What is required:
Below is a block of records; repeat each one exactly.

Materials provided:
····················
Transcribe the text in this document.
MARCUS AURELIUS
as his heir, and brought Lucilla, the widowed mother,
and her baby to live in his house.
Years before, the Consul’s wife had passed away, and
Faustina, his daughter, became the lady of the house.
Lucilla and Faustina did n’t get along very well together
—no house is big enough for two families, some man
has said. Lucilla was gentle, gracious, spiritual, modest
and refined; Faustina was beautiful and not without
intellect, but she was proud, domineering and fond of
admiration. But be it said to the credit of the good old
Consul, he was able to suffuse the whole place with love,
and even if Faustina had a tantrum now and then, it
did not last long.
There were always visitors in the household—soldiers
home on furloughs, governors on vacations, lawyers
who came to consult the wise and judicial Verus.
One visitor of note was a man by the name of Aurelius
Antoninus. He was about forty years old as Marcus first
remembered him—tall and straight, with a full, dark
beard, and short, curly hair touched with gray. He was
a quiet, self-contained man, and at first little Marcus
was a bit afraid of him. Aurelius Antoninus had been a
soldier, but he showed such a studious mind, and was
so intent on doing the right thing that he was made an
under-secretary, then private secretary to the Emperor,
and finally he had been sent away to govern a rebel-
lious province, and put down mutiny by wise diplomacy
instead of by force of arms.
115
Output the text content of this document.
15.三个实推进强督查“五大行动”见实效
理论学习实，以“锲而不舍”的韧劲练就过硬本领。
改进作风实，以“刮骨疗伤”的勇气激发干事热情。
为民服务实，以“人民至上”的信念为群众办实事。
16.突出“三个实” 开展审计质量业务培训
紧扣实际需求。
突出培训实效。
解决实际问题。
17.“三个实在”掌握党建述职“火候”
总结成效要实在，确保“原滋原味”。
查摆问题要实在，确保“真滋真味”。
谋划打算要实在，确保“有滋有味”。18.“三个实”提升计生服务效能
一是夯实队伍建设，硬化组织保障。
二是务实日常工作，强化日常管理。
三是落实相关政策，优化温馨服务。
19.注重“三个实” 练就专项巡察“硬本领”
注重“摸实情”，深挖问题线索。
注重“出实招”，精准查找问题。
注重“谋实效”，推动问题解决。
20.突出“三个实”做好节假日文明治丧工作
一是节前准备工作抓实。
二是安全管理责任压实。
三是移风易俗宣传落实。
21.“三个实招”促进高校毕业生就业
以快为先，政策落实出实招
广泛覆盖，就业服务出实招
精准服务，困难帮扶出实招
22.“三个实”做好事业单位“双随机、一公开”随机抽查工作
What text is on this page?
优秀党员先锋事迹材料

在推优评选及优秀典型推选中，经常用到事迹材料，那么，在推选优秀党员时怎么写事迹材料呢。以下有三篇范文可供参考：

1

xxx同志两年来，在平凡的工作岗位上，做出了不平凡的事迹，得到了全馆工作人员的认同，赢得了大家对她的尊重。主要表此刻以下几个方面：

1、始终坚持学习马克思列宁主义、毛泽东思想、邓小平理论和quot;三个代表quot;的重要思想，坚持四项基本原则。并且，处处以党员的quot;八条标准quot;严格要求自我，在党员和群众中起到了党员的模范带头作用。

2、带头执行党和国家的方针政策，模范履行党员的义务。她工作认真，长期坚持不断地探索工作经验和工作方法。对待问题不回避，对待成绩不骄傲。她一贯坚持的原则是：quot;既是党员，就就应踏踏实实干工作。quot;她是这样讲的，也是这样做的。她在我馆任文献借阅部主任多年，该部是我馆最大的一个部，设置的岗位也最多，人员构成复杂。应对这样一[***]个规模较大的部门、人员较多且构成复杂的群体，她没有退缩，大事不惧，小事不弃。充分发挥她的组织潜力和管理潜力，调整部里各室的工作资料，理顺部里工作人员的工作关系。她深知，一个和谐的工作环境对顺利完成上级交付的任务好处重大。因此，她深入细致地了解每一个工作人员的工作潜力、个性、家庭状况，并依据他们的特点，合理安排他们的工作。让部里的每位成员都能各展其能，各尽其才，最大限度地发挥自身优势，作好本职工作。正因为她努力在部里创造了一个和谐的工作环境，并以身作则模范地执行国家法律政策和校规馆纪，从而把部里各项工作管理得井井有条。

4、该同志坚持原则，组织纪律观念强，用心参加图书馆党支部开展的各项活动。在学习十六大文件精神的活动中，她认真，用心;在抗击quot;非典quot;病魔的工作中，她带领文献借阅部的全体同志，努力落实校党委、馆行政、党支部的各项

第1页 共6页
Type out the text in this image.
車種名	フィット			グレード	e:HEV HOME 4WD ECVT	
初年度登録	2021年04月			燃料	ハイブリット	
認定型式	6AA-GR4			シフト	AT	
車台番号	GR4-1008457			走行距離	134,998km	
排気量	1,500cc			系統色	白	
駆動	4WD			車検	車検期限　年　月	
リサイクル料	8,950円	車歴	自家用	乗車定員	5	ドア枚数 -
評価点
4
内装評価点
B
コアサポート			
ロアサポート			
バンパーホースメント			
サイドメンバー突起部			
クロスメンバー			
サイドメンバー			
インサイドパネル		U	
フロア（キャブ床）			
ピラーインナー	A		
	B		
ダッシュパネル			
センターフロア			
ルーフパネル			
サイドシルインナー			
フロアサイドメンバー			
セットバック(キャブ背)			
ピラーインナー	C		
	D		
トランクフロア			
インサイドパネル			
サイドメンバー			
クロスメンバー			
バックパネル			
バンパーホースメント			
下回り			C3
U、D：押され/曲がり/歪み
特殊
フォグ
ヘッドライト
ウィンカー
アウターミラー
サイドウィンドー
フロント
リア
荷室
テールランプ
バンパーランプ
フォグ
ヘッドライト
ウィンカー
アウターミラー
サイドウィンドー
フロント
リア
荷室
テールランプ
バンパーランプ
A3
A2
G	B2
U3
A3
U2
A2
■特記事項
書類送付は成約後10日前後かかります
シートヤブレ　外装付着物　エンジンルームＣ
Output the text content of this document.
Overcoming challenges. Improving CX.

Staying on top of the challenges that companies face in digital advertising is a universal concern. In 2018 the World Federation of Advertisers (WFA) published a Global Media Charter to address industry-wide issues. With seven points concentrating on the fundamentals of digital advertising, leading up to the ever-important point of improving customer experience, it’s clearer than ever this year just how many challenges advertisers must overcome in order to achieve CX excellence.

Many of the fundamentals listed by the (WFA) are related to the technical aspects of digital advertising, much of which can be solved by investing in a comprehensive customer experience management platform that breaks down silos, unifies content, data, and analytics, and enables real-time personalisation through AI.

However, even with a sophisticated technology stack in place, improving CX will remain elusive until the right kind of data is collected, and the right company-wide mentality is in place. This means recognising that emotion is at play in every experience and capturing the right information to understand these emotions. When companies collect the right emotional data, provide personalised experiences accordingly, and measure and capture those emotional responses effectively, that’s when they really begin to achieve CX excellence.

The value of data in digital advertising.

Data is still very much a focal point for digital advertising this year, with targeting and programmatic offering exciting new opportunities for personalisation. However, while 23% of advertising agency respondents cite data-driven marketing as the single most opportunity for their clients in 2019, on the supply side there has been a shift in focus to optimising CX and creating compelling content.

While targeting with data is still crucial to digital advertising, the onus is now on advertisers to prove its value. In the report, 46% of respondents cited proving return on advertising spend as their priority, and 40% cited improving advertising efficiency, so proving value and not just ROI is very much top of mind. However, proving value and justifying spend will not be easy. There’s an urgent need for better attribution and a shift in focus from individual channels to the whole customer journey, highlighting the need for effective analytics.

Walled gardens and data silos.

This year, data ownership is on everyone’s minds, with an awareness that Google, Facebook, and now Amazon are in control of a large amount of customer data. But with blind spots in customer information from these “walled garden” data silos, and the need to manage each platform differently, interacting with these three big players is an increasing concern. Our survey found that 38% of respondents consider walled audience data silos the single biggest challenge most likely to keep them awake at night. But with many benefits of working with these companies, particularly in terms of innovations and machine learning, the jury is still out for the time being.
····················
Answer to the problem:
Transcribe the text in this document.
MARCUS AURELIUS
as his heir, and brought Lucilla, the widowed mother,
and her baby to live in his house.
Years before, the Consul’s wife had passed away, and
Faustina, his daughter, became the lady of the house.
Lucilla and Faustina did n’t get along very well together
—no house is big enough for two families, some man
has said. Lucilla was gentle, gracious, spiritual, modest
and refined; Faustina was beautiful and not without
intellect, but she was proud, domineering and fond of
admiration. But be it said to the credit of the good old
Consul, he was able to suffuse the whole place with love,
and even if Faustina had a tantrum now and then, it
did not last long.
There were always visitors in the household—soldiers
home on furloughs, governors on vacations, lawyers
who came to consult the wise and judicial Verus.
One visitor of note was a man by the name of Aurelius
Antoninus. He was about forty years old as Marcus first
remembered him—tall and straight, with a full, dark
beard, and short, curly hair touched with gray. He was
a quiet, self-contained man, and at first little Marcus
was a bit afraid of him. Aurelius Antoninus had been a
soldier, but he showed such a studious mind, and was
so intent on doing the right thing that he was made an
under-secretary, then private secretary to the Emperor,
and finally he had been sent away to govern a rebel-
lious province, and put down mutiny by wise diplomacy
instead of by force of arms.
115
Output the text content of this document.
15.三个实推进强督查“五大行动”见实效
理论学习实，以“锲而不舍”的韧劲练就过硬本领。
改进作风实，以“刮骨疗伤”的勇气激发干事热情。
为民服务实，以“人民至上”的信念为群众办实事。
16.突出“三个实” 开展审计质量业务培训
紧扣实际需求。
突出培训实效。
解决实际问题。
17.“三个实在”掌握党建述职“火候”
总结成效要实在，确保“原滋原味”。
查摆问题要实在，确保“真滋真味”。
谋划打算要实在，确保“有滋有味”。18.“三个实”提升计生服务效能
一是夯实队伍建设，硬化组织保障。
二是务实日常工作，强化日常管理。
三是落实相关政策，优化温馨服务。
19.注重“三个实” 练就专项巡察“硬本领”
注重“摸实情”，深挖问题线索。
注重“出实招”，精准查找问题。
注重“谋实效”，推动问题解决。
20.突出“三个实”做好节假日文明治丧工作
一是节前准备工作抓实。
二是安全管理责任压实。
三是移风易俗宣传落实。
21.“三个实招”促进高校毕业生就业
以快为先，政策落实出实招
广泛覆盖，就业服务出实招
精准服务，困难帮扶出实招
22.“三个实”做好事业单位“双随机、一公开”随机抽查工作
What text is on this page?
优秀党员先锋事迹材料

在推优评选及优秀典型推选中，经常用到事迹材料，那么，在推选优秀党员时怎么写事迹材料呢。以下有三篇范文可供参考：

1

xxx同志两年来，在平凡的工作岗位上，做出了不平凡的事迹，得到了全馆工作人员的认同，赢得了大家对她的尊重。主要表此刻以下几个方面：

1、始终坚持学习马克思列宁主义、毛泽东思想、邓小平理论和quot;三个代表quot;的重要思想，坚持四项基本原则。并且，处处以党员的quot;八条标准quot;严格要求自我，在党员和群众中起到了党员的模范带头作用。

2、带头执行党和国家的方针政策，模范履行党员的义务。她工作认真，长期坚持不断地探索工作经验和工作方法。对待问题不回避，对待成绩不骄傲。她一贯坚持的原则是：quot;既是党员，就就应踏踏实实干工作。quot;她是这样讲的，也是这样做的。她在我馆任文献借阅部主任多年，该部是我馆最大的一个部，设置的岗位也最多，人员构成复杂。应对这样一[***]个规模较大的部门、人员较多且构成复杂的群体，她没有退缩，大事不惧，小事不弃。充分发挥她的组织潜力和管理潜力，调整部里各室的工作资料，理顺部里工作人员的工作关系。她深知，一个和谐的工作环境对顺利完成上级交付的任务好处重大。因此，她深入细致地了解每一个工作人员的工作潜力、个性、家庭状况，并依据他们的特点，合理安排他们的工作。让部里的每位成员都能各展其能，各尽其才，最大限度地发挥自身优势，作好本职工作。正因为她努力在部里创造了一个和谐的工作环境，并以身作则模范地执行国家法律政策和校规馆纪，从而把部里各项工作管理得井井有条。

4、该同志坚持原则，组织纪律观念强，用心参加图书馆党支部开展的各项活动。在学习十六大文件精神的活动中，她认真，用心;在抗击quot;非典quot;病魔的工作中，她带领文献借阅部的全体同志，努力落实校党委、馆行政、党支部的各项

第1页 共6页
Type out the text in this image.
車種名	フィット			グレード	e:HEV HOME 4WD ECVT	
初年度登録	2021年04月			燃料	ハイブリット	
認定型式	6AA-GR4			シフト	AT	
車台番号	GR4-1008457			走行距離	134,998km	
排気量	1,500cc			系統色	白	
駆動	4WD			車検	車検期限　年　月	
リサイクル料	8,950円	車歴	自家用	乗車定員	5	ドア枚数 -
評価点
4
内装評価点
B
コアサポート			
ロアサポート			
バンパーホースメント			
サイドメンバー突起部			
クロスメンバー			
サイドメンバー			
インサイドパネル		U	
フロア（キャブ床）			
ピラーインナー	A		
	B		
ダッシュパネル			
センターフロア			
ルーフパネル			
サイドシルインナー			
フロアサイドメンバー			
セットバック(キャブ背)			
ピラーインナー	C		
	D		
トランクフロア			
インサイドパネル			
サイドメンバー			
クロスメンバー			
バックパネル			
バンパーホースメント			
下回り			C3
U、D：押され/曲がり/歪み
特殊
フォグ
ヘッドライト
ウィンカー
アウターミラー
サイドウィンドー
フロント
リア
荷室
テールランプ
バンパーランプ
フォグ
ヘッドライト
ウィンカー
アウターミラー
サイドウィンドー
フロント
リア
荷室
テールランプ
バンパーランプ
A3
A2
G	B2
U3
A3
U2
A2
■特記事項
書類送付は成約後10日前後かかります
シートヤブレ　外装付着物　エンジンルームＣ
Output the text content of this document.
Overcoming challenges. Improving CX.

Staying on top of the challenges that companies face in digital advertising is a universal concern. In 2018 the World Federation of Advertisers (WFA) published a Global Media Charter to address industry-wide issues. With seven points concentrating on the fundamentals of digital advertising, leading up to the ever-important point of improving customer experience, it’s clearer than ever this year just how many challenges advertisers must overcome in order to achieve CX excellence.

Many of the fundamentals listed by the (WFA) are related to the technical aspects of digital advertising, much of which can be solved by investing in a comprehensive customer experience management platform that breaks down silos, unifies content, data, and analytics, and enables real-time personalisation through AI.

However, even with a sophisticated technology stack in place, improving CX will remain elusive until the right kind of data is collected, and the right company-wide mentality is in place. This means recognising that emotion is at play in every experience and capturing the right information to understand these emotions. When companies collect the right emotional data, provide personalised experiences accordingly, and measure and capture those emotional responses effectively, that’s when they really begin to achieve CX excellence.

The value of data in digital advertising.

Data is still very much a focal point for digital advertising this year, with targeting and programmatic offering exciting new opportunities for personalisation. However, while 23% of advertising agency respondents cite data-driven marketing as the single most opportunity for their clients in 2019, on the supply side there has been a shift in focus to optimising CX and creating compelling content.

While targeting with data is still crucial to digital advertising, the onus is now on advertisers to prove its value. In the report, 46% of respondents cited proving return on advertising spend as their priority, and 40% cited improving advertising efficiency, so proving value and not just ROI is very much top of mind. However, proving value and justifying spend will not be easy. There’s an urgent need for better attribution and a shift in focus from individual channels to the whole customer journey, highlighting the need for effective analytics.

Walled gardens and data silos.

This year, data ownership is on everyone’s minds, with an awareness that Google, Facebook, and now Amazon are in control of a large amount of customer data. But with blind spots in customer information from these “walled garden” data silos, and the need to manage each platform differently, interacting with these three big players is an increasing concern. Our survey found that 38% of respondents consider walled audience data silos the single biggest challenge most likely to keep them awake at night. But with many benefits of working with these companies, particularly in terms of innovations and machine learning, the jury is still out for the time being.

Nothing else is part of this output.